Records from a collection of figures ::
-----

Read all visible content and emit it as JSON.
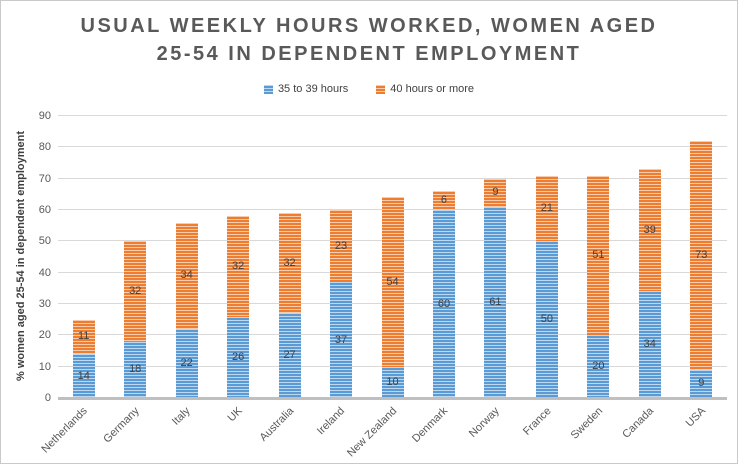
{
  "title": {
    "line1": "USUAL WEEKLY HOURS WORKED, WOMEN AGED",
    "line2": "25-54 IN DEPENDENT EMPLOYMENT"
  },
  "colors": {
    "title_text": "#595959",
    "blue_fill": "#5b9bd5",
    "blue_stripe": "#bdd7ee",
    "orange_fill": "#ed7d31",
    "orange_stripe": "#f8cbad",
    "gridline": "#d9d9d9",
    "axis_line": "#bfbfbf",
    "label_text": "#404040"
  },
  "chart_data": {
    "type": "bar",
    "stacked": true,
    "title": "USUAL WEEKLY HOURS WORKED, WOMEN AGED 25-54 IN DEPENDENT EMPLOYMENT",
    "xlabel": "",
    "ylabel": "% women aged 25-54 in dependent employment",
    "ylim": [
      0,
      90
    ],
    "yticks": [
      0,
      10,
      20,
      30,
      40,
      50,
      60,
      70,
      80,
      90
    ],
    "grid": true,
    "legend_position": "top",
    "categories": [
      "Netherlands",
      "Germany",
      "Italy",
      "UK",
      "Australia",
      "Ireland",
      "New Zealand",
      "Denmark",
      "Norway",
      "France",
      "Sweden",
      "Canada",
      "USA"
    ],
    "series": [
      {
        "name": "35 to 39 hours",
        "color": "#5b9bd5",
        "stripe_color": "#bdd7ee",
        "values": [
          14,
          18,
          22,
          26,
          27,
          37,
          10,
          60,
          61,
          50,
          20,
          34,
          9
        ]
      },
      {
        "name": "40 hours or more",
        "color": "#ed7d31",
        "stripe_color": "#f8cbad",
        "values": [
          11,
          32,
          34,
          32,
          32,
          23,
          54,
          6,
          9,
          21,
          51,
          39,
          73
        ]
      }
    ],
    "data_labels_shown": true
  }
}
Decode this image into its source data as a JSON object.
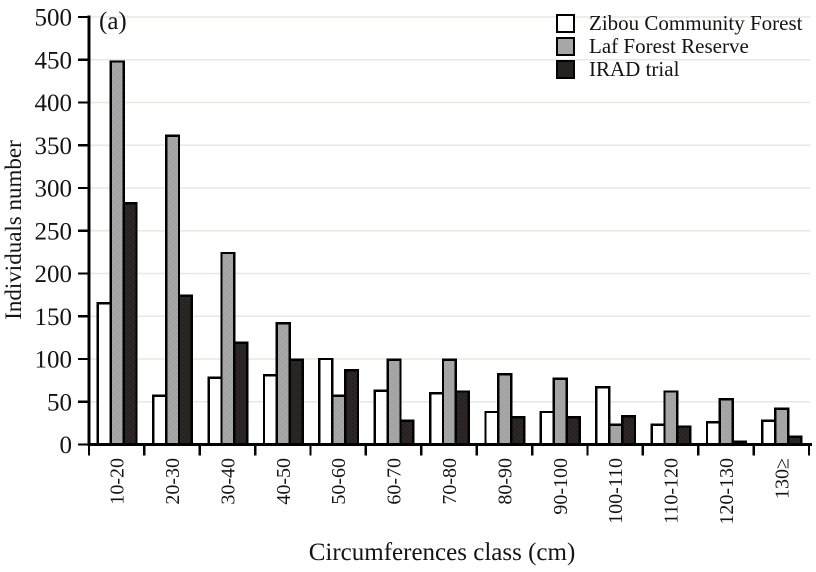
{
  "chart_data": {
    "type": "bar",
    "panel_label": "(a)",
    "title": "",
    "xlabel": "Circumferences class (cm)",
    "ylabel": "Individuals number",
    "categories": [
      "10-20",
      "20-30",
      "30-40",
      "40-50",
      "50-60",
      "60-70",
      "70-80",
      "80-90",
      "90-100",
      "100-110",
      "110-120",
      "120-130",
      "130≥"
    ],
    "series": [
      {
        "name": "Zibou Community Forest",
        "color": "#ffffff",
        "dot_color": null,
        "values": [
          165,
          57,
          78,
          81,
          100,
          63,
          60,
          38,
          38,
          67,
          23,
          26,
          28
        ]
      },
      {
        "name": "Laf Forest Reserve",
        "color": "#a7a7a7",
        "dot_color": "#929292",
        "values": [
          448,
          361,
          224,
          142,
          57,
          99,
          99,
          82,
          77,
          23,
          62,
          53,
          42
        ]
      },
      {
        "name": "IRAD trial",
        "color": "#262221",
        "dot_color": "#4a3b28",
        "values": [
          282,
          174,
          119,
          99,
          87,
          28,
          62,
          32,
          32,
          33,
          21,
          3,
          9
        ]
      }
    ],
    "ylim": [
      0,
      500
    ],
    "ytick_interval": 50,
    "grid": "horizontal",
    "gridline_color": "#e9e7e1",
    "axis_color": "#000000",
    "bar_edge_color": "#000000",
    "legend_position": "top-right"
  }
}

-----

WORK TO COMPLETE :: Filter out every line that lacks the word "WEEKLY", and copy the rest.

COMPLETE RESPONSE ::
    "line1": "USUAL WEEKLY HOURS WORKED, WOMEN AGED",
    "title": "USUAL WEEKLY HOURS WORKED, WOMEN AGED 25-54 IN DEPENDENT EMPLOYMENT",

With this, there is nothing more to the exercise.